(What you need to do):
Each entry below must be repeated word for word.

::::::::::

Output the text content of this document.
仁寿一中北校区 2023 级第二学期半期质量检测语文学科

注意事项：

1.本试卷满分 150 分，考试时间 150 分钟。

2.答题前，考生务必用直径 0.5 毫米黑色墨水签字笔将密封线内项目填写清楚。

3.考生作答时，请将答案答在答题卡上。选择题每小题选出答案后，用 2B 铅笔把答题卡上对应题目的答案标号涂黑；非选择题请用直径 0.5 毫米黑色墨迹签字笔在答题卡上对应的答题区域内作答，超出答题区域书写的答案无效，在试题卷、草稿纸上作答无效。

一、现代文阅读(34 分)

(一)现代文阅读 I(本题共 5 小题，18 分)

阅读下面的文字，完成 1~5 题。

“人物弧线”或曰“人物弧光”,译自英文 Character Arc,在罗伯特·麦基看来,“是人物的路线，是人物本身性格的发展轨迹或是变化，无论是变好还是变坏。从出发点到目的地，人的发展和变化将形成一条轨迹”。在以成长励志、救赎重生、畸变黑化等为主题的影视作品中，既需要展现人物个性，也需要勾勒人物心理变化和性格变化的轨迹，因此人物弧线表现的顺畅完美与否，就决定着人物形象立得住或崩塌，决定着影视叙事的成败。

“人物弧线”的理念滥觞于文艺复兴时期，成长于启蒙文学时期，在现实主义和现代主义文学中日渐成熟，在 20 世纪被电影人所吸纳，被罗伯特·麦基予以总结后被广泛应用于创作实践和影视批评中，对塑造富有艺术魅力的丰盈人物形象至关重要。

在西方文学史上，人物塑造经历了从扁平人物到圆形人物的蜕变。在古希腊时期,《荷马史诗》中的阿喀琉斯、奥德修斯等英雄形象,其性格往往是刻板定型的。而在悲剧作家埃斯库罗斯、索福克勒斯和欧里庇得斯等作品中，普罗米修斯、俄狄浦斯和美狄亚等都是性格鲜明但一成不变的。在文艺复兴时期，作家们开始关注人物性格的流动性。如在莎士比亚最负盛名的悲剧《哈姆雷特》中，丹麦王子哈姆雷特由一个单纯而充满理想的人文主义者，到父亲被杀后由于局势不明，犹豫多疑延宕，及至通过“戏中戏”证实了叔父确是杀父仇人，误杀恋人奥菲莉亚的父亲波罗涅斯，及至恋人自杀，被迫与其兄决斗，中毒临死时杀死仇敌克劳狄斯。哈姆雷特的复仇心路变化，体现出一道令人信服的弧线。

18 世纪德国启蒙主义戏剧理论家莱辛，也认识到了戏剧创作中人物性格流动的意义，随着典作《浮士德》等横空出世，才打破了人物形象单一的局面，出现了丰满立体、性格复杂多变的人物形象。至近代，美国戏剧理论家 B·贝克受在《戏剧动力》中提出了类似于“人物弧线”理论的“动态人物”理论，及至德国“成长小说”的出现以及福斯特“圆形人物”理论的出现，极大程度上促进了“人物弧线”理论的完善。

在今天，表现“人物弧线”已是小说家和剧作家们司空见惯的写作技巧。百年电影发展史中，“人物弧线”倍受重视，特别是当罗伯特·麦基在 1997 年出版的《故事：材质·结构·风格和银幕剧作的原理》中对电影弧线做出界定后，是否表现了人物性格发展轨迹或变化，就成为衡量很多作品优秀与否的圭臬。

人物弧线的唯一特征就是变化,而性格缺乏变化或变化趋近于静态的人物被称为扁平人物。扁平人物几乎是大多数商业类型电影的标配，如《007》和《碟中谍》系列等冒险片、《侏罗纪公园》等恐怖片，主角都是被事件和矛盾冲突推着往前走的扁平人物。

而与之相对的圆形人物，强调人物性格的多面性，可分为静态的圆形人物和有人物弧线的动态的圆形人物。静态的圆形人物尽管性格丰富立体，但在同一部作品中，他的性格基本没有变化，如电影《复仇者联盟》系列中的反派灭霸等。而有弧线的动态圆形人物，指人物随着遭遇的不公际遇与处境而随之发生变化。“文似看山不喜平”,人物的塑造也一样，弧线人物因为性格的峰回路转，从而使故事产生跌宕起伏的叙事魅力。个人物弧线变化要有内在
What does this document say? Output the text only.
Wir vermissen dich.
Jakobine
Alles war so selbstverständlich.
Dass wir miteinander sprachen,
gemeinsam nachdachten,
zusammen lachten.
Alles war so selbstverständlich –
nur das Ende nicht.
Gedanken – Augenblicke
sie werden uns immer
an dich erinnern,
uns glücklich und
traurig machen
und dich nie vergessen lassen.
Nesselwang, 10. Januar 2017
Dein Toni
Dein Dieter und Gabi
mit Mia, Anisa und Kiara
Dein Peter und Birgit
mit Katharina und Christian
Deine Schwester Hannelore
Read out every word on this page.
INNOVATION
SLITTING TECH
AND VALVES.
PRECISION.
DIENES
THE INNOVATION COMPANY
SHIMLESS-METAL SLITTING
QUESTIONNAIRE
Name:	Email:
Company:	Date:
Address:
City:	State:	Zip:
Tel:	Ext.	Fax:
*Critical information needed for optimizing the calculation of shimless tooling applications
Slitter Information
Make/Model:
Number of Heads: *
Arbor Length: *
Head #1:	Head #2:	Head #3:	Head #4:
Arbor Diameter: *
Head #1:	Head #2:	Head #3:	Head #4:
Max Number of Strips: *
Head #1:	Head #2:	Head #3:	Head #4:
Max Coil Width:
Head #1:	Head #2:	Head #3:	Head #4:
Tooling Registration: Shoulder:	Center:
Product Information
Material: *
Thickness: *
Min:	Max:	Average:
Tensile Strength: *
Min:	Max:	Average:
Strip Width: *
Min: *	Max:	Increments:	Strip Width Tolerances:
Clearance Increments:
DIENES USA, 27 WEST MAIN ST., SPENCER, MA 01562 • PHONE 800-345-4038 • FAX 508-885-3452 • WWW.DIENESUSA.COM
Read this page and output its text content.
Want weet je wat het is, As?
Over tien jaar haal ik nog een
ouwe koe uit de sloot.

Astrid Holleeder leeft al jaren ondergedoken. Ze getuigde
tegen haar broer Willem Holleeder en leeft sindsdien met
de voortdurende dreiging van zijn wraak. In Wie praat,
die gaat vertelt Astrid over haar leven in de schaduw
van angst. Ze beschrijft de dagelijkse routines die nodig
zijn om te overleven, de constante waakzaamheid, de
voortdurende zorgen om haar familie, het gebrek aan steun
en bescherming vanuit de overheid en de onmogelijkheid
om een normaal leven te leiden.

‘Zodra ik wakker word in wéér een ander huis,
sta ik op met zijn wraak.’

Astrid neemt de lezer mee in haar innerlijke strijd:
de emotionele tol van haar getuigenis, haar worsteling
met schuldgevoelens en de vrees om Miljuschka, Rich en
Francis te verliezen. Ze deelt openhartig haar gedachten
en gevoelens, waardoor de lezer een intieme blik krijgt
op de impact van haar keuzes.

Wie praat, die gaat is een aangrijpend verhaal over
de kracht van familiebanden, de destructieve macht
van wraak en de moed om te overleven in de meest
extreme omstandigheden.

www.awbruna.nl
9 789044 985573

::::::::::

(Completed task):
Output the text content of this document.
仁寿一中北校区 2023 级第二学期半期质量检测语文学科

注意事项：

1.本试卷满分 150 分，考试时间 150 分钟。

2.答题前，考生务必用直径 0.5 毫米黑色墨水签字笔将密封线内项目填写清楚。

3.考生作答时，请将答案答在答题卡上。选择题每小题选出答案后，用 2B 铅笔把答题卡上对应题目的答案标号涂黑；非选择题请用直径 0.5 毫米黑色墨迹签字笔在答题卡上对应的答题区域内作答，超出答题区域书写的答案无效，在试题卷、草稿纸上作答无效。

一、现代文阅读(34 分)

(一)现代文阅读 I(本题共 5 小题，18 分)

阅读下面的文字，完成 1~5 题。

“人物弧线”或曰“人物弧光”,译自英文 Character Arc,在罗伯特·麦基看来,“是人物的路线，是人物本身性格的发展轨迹或是变化，无论是变好还是变坏。从出发点到目的地，人的发展和变化将形成一条轨迹”。在以成长励志、救赎重生、畸变黑化等为主题的影视作品中，既需要展现人物个性，也需要勾勒人物心理变化和性格变化的轨迹，因此人物弧线表现的顺畅完美与否，就决定着人物形象立得住或崩塌，决定着影视叙事的成败。

“人物弧线”的理念滥觞于文艺复兴时期，成长于启蒙文学时期，在现实主义和现代主义文学中日渐成熟，在 20 世纪被电影人所吸纳，被罗伯特·麦基予以总结后被广泛应用于创作实践和影视批评中，对塑造富有艺术魅力的丰盈人物形象至关重要。

在西方文学史上，人物塑造经历了从扁平人物到圆形人物的蜕变。在古希腊时期,《荷马史诗》中的阿喀琉斯、奥德修斯等英雄形象,其性格往往是刻板定型的。而在悲剧作家埃斯库罗斯、索福克勒斯和欧里庇得斯等作品中，普罗米修斯、俄狄浦斯和美狄亚等都是性格鲜明但一成不变的。在文艺复兴时期，作家们开始关注人物性格的流动性。如在莎士比亚最负盛名的悲剧《哈姆雷特》中，丹麦王子哈姆雷特由一个单纯而充满理想的人文主义者，到父亲被杀后由于局势不明，犹豫多疑延宕，及至通过“戏中戏”证实了叔父确是杀父仇人，误杀恋人奥菲莉亚的父亲波罗涅斯，及至恋人自杀，被迫与其兄决斗，中毒临死时杀死仇敌克劳狄斯。哈姆雷特的复仇心路变化，体现出一道令人信服的弧线。

18 世纪德国启蒙主义戏剧理论家莱辛，也认识到了戏剧创作中人物性格流动的意义，随着典作《浮士德》等横空出世，才打破了人物形象单一的局面，出现了丰满立体、性格复杂多变的人物形象。至近代，美国戏剧理论家 B·贝克受在《戏剧动力》中提出了类似于“人物弧线”理论的“动态人物”理论，及至德国“成长小说”的出现以及福斯特“圆形人物”理论的出现，极大程度上促进了“人物弧线”理论的完善。

在今天，表现“人物弧线”已是小说家和剧作家们司空见惯的写作技巧。百年电影发展史中，“人物弧线”倍受重视，特别是当罗伯特·麦基在 1997 年出版的《故事：材质·结构·风格和银幕剧作的原理》中对电影弧线做出界定后，是否表现了人物性格发展轨迹或变化，就成为衡量很多作品优秀与否的圭臬。

人物弧线的唯一特征就是变化,而性格缺乏变化或变化趋近于静态的人物被称为扁平人物。扁平人物几乎是大多数商业类型电影的标配，如《007》和《碟中谍》系列等冒险片、《侏罗纪公园》等恐怖片，主角都是被事件和矛盾冲突推着往前走的扁平人物。

而与之相对的圆形人物，强调人物性格的多面性，可分为静态的圆形人物和有人物弧线的动态的圆形人物。静态的圆形人物尽管性格丰富立体，但在同一部作品中，他的性格基本没有变化，如电影《复仇者联盟》系列中的反派灭霸等。而有弧线的动态圆形人物，指人物随着遭遇的不公际遇与处境而随之发生变化。“文似看山不喜平”,人物的塑造也一样，弧线人物因为性格的峰回路转，从而使故事产生跌宕起伏的叙事魅力。个人物弧线变化要有内在
What does this document say? Output the text only.
Wir vermissen dich.
Jakobine
Alles war so selbstverständlich.
Dass wir miteinander sprachen,
gemeinsam nachdachten,
zusammen lachten.
Alles war so selbstverständlich –
nur das Ende nicht.
Gedanken – Augenblicke
sie werden uns immer
an dich erinnern,
uns glücklich und
traurig machen
und dich nie vergessen lassen.
Nesselwang, 10. Januar 2017
Dein Toni
Dein Dieter und Gabi
mit Mia, Anisa und Kiara
Dein Peter und Birgit
mit Katharina und Christian
Deine Schwester Hannelore
Read out every word on this page.
INNOVATION
SLITTING TECH
AND VALVES.
PRECISION.
DIENES
THE INNOVATION COMPANY
SHIMLESS-METAL SLITTING
QUESTIONNAIRE
Name:	Email:
Company:	Date:
Address:
City:	State:	Zip:
Tel:	Ext.	Fax:
*Critical information needed for optimizing the calculation of shimless tooling applications
Slitter Information
Make/Model:
Number of Heads: *
Arbor Length: *
Head #1:	Head #2:	Head #3:	Head #4:
Arbor Diameter: *
Head #1:	Head #2:	Head #3:	Head #4:
Max Number of Strips: *
Head #1:	Head #2:	Head #3:	Head #4:
Max Coil Width:
Head #1:	Head #2:	Head #3:	Head #4:
Tooling Registration: Shoulder:	Center:
Product Information
Material: *
Thickness: *
Min:	Max:	Average:
Tensile Strength: *
Min:	Max:	Average:
Strip Width: *
Min: *	Max:	Increments:	Strip Width Tolerances:
Clearance Increments:
DIENES USA, 27 WEST MAIN ST., SPENCER, MA 01562 • PHONE 800-345-4038 • FAX 508-885-3452 • WWW.DIENESUSA.COM
Read this page and output its text content.
Want weet je wat het is, As?
Over tien jaar haal ik nog een
ouwe koe uit de sloot.

Astrid Holleeder leeft al jaren ondergedoken. Ze getuigde
tegen haar broer Willem Holleeder en leeft sindsdien met
de voortdurende dreiging van zijn wraak. In Wie praat,
die gaat vertelt Astrid over haar leven in de schaduw
van angst. Ze beschrijft de dagelijkse routines die nodig
zijn om te overleven, de constante waakzaamheid, de
voortdurende zorgen om haar familie, het gebrek aan steun
en bescherming vanuit de overheid en de onmogelijkheid
om een normaal leven te leiden.

‘Zodra ik wakker word in wéér een ander huis,
sta ik op met zijn wraak.’

Astrid neemt de lezer mee in haar innerlijke strijd:
de emotionele tol van haar getuigenis, haar worsteling
met schuldgevoelens en de vrees om Miljuschka, Rich en
Francis te verliezen. Ze deelt openhartig haar gedachten
en gevoelens, waardoor de lezer een intieme blik krijgt
op de impact van haar keuzes.

Wie praat, die gaat is een aangrijpend verhaal over
de kracht van familiebanden, de destructieve macht
van wraak en de moed om te overleven in de meest
extreme omstandigheden.

www.awbruna.nl
9 789044 985573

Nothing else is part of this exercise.